ФРАГМЕНТЫ ЛИСТИНГА ->
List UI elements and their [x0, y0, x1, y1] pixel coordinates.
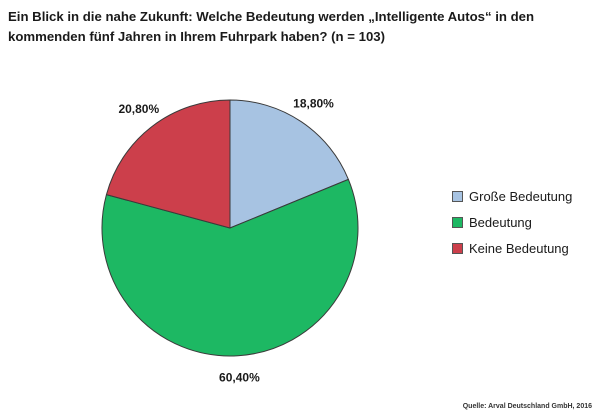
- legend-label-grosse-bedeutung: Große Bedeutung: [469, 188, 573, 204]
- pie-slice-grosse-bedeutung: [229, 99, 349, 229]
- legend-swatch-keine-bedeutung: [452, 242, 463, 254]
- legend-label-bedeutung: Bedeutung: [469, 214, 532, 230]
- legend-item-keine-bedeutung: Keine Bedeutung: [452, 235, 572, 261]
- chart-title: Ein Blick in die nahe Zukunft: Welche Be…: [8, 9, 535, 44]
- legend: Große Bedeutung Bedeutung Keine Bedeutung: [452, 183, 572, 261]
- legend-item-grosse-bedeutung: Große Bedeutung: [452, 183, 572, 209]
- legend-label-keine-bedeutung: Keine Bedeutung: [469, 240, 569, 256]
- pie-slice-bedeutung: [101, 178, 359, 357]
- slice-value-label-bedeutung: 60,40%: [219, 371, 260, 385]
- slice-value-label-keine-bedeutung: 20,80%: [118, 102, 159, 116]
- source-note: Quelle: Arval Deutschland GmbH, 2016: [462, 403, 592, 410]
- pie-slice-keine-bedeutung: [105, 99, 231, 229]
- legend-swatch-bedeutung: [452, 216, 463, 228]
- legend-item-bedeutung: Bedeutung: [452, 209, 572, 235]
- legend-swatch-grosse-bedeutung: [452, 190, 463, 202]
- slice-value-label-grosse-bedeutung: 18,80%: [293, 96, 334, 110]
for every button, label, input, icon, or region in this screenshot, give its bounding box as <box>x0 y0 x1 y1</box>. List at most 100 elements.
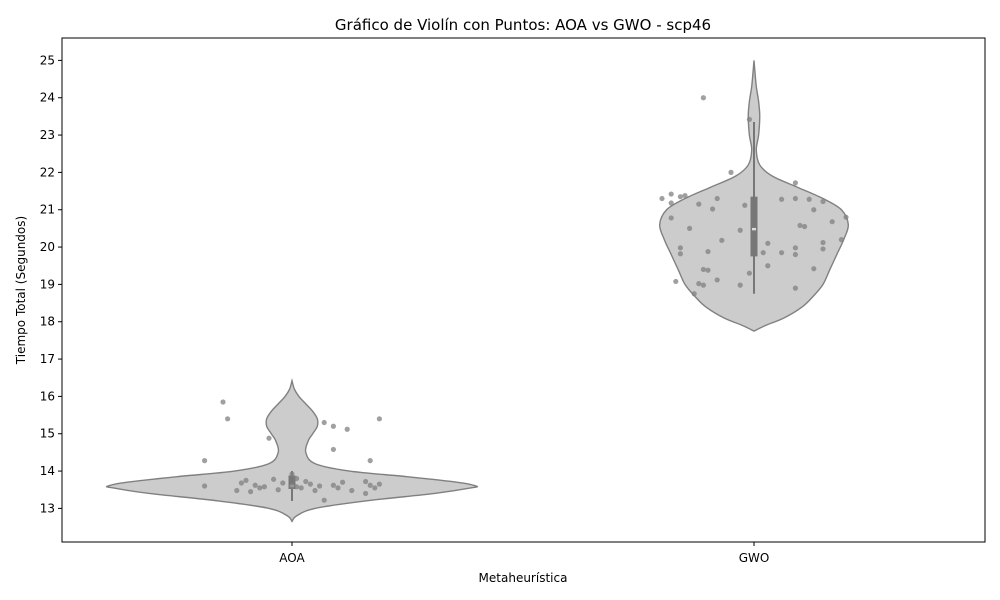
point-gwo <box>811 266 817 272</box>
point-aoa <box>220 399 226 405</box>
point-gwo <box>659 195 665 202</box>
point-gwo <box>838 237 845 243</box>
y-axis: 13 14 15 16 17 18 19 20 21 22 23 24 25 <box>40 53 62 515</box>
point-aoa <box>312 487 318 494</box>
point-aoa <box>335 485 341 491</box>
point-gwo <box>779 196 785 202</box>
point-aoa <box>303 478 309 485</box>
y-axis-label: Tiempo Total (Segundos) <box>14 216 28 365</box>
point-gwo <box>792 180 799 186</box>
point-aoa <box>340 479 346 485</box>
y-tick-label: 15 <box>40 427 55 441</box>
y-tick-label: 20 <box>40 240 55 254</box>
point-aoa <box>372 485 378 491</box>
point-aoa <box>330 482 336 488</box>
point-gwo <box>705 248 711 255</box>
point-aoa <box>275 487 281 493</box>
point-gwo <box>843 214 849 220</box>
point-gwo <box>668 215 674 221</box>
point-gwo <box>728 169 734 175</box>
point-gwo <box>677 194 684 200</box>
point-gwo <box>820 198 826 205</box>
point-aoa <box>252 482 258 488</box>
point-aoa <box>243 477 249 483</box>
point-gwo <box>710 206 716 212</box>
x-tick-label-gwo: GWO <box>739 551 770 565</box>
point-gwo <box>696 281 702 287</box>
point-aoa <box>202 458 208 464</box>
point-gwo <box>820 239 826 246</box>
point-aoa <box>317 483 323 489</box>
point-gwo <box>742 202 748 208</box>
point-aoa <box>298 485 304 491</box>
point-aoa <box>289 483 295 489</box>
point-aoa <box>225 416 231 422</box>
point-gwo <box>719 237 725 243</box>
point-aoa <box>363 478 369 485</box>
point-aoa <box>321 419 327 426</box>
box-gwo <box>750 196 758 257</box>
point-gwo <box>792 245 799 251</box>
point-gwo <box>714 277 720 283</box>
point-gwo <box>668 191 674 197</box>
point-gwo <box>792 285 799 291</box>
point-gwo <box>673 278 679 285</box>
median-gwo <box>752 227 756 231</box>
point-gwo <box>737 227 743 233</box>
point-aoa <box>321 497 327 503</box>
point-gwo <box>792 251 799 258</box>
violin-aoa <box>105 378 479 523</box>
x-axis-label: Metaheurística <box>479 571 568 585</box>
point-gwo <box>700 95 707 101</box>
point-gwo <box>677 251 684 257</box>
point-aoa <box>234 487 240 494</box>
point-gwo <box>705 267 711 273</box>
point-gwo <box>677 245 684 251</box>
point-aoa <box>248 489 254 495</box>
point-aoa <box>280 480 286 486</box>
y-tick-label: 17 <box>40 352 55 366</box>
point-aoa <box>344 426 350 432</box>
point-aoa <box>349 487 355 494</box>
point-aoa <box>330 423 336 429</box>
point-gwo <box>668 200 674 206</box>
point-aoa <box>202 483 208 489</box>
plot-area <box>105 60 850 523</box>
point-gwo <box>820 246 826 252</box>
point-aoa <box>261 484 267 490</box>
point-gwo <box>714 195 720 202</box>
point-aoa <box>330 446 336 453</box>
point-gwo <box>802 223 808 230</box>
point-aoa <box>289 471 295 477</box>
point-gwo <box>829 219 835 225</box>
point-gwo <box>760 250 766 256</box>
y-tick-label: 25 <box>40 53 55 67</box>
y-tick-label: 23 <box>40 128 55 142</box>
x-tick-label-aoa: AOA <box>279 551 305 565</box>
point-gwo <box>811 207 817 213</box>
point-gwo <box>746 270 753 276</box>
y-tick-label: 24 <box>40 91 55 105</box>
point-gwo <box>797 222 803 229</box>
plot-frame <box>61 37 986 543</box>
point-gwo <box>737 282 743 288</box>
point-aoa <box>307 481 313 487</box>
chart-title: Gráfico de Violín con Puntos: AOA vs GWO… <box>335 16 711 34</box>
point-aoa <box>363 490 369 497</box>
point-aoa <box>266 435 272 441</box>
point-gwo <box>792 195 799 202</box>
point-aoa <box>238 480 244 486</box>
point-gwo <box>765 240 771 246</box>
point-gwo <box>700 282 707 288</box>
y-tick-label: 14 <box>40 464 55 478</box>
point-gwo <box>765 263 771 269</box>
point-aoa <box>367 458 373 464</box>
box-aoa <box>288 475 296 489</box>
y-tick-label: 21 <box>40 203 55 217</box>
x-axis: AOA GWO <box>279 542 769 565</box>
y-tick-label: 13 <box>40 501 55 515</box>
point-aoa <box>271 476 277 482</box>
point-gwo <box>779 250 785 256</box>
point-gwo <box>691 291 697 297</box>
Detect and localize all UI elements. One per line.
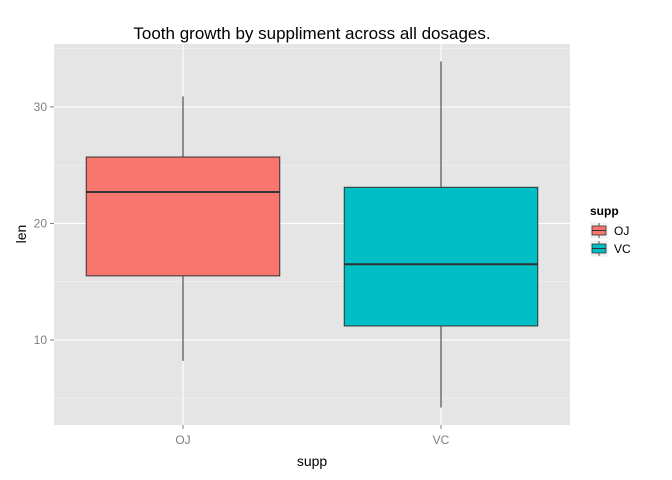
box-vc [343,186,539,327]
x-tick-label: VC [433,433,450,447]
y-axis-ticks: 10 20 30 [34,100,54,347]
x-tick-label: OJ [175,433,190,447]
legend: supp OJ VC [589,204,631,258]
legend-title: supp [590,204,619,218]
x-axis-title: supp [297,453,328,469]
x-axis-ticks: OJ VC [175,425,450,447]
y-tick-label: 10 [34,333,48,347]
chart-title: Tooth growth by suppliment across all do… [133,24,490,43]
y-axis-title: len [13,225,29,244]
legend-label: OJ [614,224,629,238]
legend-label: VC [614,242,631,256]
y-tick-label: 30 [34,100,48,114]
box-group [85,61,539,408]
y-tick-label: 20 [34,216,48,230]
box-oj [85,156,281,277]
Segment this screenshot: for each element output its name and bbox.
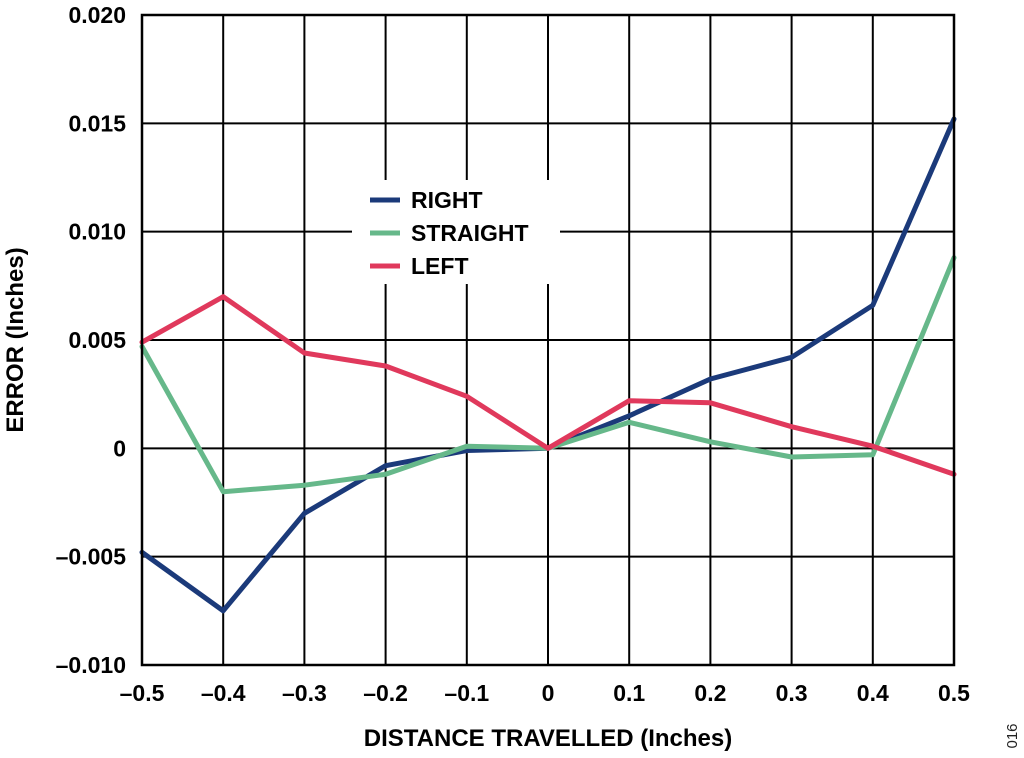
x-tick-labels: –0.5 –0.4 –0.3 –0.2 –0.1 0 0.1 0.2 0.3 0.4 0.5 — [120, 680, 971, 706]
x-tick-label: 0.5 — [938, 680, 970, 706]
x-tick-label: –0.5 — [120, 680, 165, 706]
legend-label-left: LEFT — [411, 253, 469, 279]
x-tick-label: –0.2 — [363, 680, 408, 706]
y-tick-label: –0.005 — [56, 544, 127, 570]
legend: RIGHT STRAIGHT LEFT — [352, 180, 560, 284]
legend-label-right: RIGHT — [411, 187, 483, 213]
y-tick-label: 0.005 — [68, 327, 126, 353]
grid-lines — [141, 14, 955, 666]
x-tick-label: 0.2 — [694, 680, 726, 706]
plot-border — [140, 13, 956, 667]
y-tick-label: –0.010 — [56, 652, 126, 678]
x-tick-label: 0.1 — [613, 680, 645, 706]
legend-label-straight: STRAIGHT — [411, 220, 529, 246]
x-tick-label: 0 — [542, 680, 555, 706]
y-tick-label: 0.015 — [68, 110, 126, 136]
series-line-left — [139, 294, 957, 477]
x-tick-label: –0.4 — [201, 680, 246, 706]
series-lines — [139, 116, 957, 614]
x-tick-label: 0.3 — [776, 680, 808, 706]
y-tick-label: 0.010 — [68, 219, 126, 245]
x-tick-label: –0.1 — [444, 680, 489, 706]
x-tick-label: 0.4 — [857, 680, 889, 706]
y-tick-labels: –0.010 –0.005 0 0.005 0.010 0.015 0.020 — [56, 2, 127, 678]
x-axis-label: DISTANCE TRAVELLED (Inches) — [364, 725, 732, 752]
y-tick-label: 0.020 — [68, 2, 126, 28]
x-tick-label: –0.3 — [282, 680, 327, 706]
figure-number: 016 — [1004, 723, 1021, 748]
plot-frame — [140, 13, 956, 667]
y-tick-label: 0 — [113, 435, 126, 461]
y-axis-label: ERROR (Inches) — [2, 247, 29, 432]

ЗАДАНИЕ ->
Воспроизведите без изменений фрагмент листинга, который открывается строкой, содержащей «- legend-label-grosse-bedeutung: Große», и завершается строкой, содержащей «- slice-value-label-bedeutung: 60,40%: [219, 371, 260, 385]», включая обе эти строки.

РЕШЕНИЕ ЗАДАНИЯ ->
- legend-label-grosse-bedeutung: Große Bedeutung: [469, 188, 573, 204]
- pie-slice-grosse-bedeutung: [229, 99, 349, 229]
- legend-swatch-keine-bedeutung: [452, 242, 463, 254]
- legend-label-bedeutung: Bedeutung: [469, 214, 532, 230]
- legend-item-keine-bedeutung: Keine Bedeutung: [452, 235, 572, 261]
- chart-title: Ein Blick in die nahe Zukunft: Welche Be…: [8, 9, 535, 44]
- legend: Große Bedeutung Bedeutung Keine Bedeutung: [452, 183, 572, 261]
- legend-item-grosse-bedeutung: Große Bedeutung: [452, 183, 572, 209]
- legend-label-keine-bedeutung: Keine Bedeutung: [469, 240, 569, 256]
- pie-slice-bedeutung: [101, 178, 359, 357]
- slice-value-label-bedeutung: 60,40%: [219, 371, 260, 385]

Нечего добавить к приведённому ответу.